Thursday 22 October 2009

Sharing your bed with radiation

So, last night I gave my "Field Guide to the Isotopes" talk at my home institution, the University of Surrey. It went, I think, pretty well, though the turn-out was on the low side for our evening lectures programme. I guess people must have been paying attention, as there were a few very pertinent questions along the way, and some interesting comments and questions at the end.

One of the comments was about the isotope potassium-40 (K-40). Potassium is an alkali metal, element number 19, which sits under sodium in the periodic table. It sits there because it has chemical properties similar to sodium, so it readily forms salts which are vital in the human body for the proper functioning of cells.

So, potassium is element number 19, which means that every nucleus of potassium has 19 protons in it but there are a few naturally-occurring isotopes which differ in the number of neutrons they have. The most common is K-39, next is K-41. They are both stable, but about 0.01% of potassium atoms has a K-40 nucleus at its centre. K-40 is radioactive (it will decay either to argon-40 or calcium-40), with a half life of around 1 billion years. Now, the earth is not so very much older than this (at around 4 billion years) so there is still some remaining K-40 that was created some time before 4 billion years ago to be found on the earth. Unlike the other main long-lived naturally-occurring radioactive isotopes (of Uranium and Thorium), Potassium is actually a biologically useful element, and so we all have some small amount of radioactive K-40 in us.

I expressed this in the talk by saying (and I don't take credit for it - it's been pointed out before) that if you sleep with someone else, you are getting an increased dose of radiation from their body by doing so - and vice versa. A questioner at the end was quite worried. Fortunately, humans have been sleeping with other humans for a long long time, and the doses are clearly not high enough to cause any trouble.

Still, all other things being equal, single people have a lower radiation dose!

1 comment:

  1. ...or one (if one is single and wants to get the extra "warmth" as such) can cuddle up with a tub of Lo-Salt. As that contains roughly the same amount of potassium as all of the bones in one's body!
◆ ◆ ◆ ◆ ◆
**About this task**
Retype everything in the blog post above from "Thursday 22 October" down to "at the end.", character for character.

**Extracted data**
◆ ◆ ◆ ◆ ◆
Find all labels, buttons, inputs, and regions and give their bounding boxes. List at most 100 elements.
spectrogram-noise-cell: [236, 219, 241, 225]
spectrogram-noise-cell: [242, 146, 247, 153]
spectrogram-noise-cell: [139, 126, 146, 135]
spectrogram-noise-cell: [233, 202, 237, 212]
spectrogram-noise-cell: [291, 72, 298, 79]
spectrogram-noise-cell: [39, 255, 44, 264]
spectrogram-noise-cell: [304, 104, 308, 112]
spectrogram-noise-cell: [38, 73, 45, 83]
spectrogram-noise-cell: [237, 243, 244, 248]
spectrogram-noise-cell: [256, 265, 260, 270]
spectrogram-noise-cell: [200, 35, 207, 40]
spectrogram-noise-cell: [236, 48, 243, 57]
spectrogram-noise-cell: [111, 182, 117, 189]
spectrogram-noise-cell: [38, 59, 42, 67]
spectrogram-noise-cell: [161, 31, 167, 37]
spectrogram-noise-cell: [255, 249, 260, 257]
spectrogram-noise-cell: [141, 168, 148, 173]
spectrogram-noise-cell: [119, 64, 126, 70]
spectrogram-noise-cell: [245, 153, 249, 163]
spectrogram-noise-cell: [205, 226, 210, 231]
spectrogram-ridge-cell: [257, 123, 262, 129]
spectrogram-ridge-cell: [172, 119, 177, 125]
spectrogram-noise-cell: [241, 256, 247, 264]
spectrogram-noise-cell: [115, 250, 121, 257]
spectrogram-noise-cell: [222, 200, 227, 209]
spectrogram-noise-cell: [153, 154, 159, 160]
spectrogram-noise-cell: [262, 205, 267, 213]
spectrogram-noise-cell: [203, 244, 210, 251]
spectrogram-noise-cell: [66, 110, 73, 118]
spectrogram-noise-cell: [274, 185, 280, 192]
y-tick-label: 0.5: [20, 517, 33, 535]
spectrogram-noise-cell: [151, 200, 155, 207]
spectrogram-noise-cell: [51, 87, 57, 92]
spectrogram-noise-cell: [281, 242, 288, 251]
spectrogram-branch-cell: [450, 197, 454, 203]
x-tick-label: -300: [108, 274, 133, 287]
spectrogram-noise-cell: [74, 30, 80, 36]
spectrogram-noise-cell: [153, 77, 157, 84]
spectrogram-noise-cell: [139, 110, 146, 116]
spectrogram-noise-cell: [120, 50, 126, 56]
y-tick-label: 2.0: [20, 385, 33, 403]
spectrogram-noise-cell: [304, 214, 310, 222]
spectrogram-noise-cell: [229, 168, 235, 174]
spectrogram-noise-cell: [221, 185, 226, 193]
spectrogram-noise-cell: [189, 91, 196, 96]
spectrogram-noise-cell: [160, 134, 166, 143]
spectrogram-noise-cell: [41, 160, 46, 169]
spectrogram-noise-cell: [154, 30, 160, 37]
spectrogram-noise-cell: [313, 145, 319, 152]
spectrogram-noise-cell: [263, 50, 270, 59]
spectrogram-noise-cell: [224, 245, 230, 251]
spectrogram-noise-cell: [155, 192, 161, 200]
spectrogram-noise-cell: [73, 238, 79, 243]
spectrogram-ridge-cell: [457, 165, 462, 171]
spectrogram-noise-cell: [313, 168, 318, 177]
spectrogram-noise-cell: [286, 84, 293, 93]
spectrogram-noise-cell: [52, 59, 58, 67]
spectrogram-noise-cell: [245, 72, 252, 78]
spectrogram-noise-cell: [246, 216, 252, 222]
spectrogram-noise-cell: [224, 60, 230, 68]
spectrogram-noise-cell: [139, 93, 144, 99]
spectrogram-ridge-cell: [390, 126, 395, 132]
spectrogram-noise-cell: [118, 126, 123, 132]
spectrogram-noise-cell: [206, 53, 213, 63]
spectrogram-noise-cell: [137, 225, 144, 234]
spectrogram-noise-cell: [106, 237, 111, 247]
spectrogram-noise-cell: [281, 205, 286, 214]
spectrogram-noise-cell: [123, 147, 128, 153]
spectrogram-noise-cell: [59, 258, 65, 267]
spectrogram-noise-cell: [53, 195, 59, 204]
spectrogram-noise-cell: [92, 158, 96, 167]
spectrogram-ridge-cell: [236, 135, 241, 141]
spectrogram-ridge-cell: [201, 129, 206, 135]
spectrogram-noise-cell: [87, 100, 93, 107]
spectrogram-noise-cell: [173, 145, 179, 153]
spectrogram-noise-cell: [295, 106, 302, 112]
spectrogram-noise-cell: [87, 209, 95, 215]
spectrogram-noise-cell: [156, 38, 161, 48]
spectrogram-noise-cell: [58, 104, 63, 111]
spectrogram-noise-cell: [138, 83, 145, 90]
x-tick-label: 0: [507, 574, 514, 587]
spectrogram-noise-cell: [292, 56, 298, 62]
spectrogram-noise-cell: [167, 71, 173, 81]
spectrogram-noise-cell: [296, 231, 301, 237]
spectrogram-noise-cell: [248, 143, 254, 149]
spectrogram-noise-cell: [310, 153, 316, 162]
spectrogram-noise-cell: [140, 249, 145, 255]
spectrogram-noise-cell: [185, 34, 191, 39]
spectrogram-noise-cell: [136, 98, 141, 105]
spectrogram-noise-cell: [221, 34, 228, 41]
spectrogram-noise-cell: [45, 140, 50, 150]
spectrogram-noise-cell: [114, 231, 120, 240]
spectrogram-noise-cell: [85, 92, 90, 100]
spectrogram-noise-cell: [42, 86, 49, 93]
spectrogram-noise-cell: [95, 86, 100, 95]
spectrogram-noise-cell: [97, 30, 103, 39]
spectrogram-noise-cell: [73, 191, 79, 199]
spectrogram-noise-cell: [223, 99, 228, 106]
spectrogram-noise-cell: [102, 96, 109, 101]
◆ ◆ ◆ ◆ ◆
**Answer for this exercise**
Thursday 22 October 2009

Sharing your bed with radiation

So, last night I gave my "Field Guide to the Isotopes" talk at my home institution, the University of Surrey. It went, I think, pretty well, though the turn-out was on the low side for our evening lectures programme. I guess people must have been paying attention, as there were a few very pertinent questions along the way, and some interesting comments and questions at the end.